─── Exercise input
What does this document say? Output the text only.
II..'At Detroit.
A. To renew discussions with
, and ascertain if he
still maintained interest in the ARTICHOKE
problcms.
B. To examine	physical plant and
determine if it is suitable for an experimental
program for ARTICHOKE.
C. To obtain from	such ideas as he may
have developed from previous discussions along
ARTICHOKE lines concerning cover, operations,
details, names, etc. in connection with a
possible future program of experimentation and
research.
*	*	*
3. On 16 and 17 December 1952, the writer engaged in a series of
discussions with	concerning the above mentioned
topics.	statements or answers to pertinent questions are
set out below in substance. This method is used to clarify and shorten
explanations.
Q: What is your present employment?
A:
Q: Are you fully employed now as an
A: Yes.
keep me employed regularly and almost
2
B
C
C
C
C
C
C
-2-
──────
Exercise description
Your task is to repeat the data exactly, with nothing left out.

Response to this exercise
What does this document say? Output the text only.
II..'At Detroit.
A. To renew discussions with
, and ascertain if he
still maintained interest in the ARTICHOKE
problcms.
B. To examine	physical plant and
determine if it is suitable for an experimental
program for ARTICHOKE.
C. To obtain from	such ideas as he may
have developed from previous discussions along
ARTICHOKE lines concerning cover, operations,
details, names, etc. in connection with a
possible future program of experimentation and
research.
*	*	*
3. On 16 and 17 December 1952, the writer engaged in a series of
discussions with	concerning the above mentioned
topics.	statements or answers to pertinent questions are
set out below in substance. This method is used to clarify and shorten
explanations.
Q: What is your present employment?
A:
Q: Are you fully employed now as an
A: Yes.
keep me employed regularly and almost
2
B
C
C
C
C
C
C
-2-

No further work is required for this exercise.